> _What to work on_: Rewrite the records from their first line through the line with "Text: —: — (357, 137, 369, 149)", swapping "Hydrogen" for "Oxygen" and leaving everything else unchanged. Give only those lines.

> _Supplied material_:
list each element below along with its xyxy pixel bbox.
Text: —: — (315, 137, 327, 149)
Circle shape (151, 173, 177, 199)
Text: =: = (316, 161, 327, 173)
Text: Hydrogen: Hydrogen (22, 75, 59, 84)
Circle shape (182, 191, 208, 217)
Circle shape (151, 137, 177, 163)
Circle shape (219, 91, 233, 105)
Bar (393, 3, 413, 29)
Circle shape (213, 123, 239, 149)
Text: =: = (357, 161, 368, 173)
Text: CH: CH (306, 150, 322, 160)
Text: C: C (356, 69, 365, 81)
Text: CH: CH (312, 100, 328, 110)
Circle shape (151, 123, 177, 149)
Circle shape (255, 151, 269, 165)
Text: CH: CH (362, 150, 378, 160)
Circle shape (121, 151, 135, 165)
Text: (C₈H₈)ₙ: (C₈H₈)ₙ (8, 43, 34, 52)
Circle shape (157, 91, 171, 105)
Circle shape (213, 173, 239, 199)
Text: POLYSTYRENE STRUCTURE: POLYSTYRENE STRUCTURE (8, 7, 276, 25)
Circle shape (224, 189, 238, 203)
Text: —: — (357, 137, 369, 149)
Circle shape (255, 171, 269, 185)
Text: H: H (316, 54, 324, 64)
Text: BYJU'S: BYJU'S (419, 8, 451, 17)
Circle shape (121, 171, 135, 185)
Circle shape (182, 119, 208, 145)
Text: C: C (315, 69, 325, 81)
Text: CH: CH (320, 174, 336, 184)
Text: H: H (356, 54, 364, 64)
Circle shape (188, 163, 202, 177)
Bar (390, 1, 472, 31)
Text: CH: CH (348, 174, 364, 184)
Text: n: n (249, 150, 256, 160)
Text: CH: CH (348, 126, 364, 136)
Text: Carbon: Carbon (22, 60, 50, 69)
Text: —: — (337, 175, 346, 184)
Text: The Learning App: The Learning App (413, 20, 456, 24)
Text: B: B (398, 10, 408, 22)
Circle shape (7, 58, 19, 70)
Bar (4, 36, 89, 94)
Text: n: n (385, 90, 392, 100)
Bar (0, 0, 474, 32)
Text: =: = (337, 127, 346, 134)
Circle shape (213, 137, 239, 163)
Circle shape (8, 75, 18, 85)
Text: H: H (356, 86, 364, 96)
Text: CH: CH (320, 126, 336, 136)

> _Response_:
list each element below along with its xyxy pixel bbox.
Text: —: — (315, 137, 327, 149)
Circle shape (151, 173, 177, 199)
Text: =: = (316, 161, 327, 173)
Text: Oxygen: Oxygen (22, 75, 59, 84)
Circle shape (182, 191, 208, 217)
Circle shape (151, 137, 177, 163)
Circle shape (219, 91, 233, 105)
Bar (393, 3, 413, 29)
Circle shape (213, 123, 239, 149)
Text: =: = (357, 161, 368, 173)
Text: CH: CH (306, 150, 322, 160)
Text: C: C (356, 69, 365, 81)
Text: CH: CH (312, 100, 328, 110)
Circle shape (151, 123, 177, 149)
Circle shape (255, 151, 269, 165)
Text: CH: CH (362, 150, 378, 160)
Circle shape (121, 151, 135, 165)
Text: (C₈H₈)ₙ: (C₈H₈)ₙ (8, 43, 34, 52)
Circle shape (157, 91, 171, 105)
Circle shape (213, 173, 239, 199)
Text: POLYSTYRENE STRUCTURE: POLYSTYRENE STRUCTURE (8, 7, 276, 25)
Circle shape (224, 189, 238, 203)
Text: —: — (357, 137, 369, 149)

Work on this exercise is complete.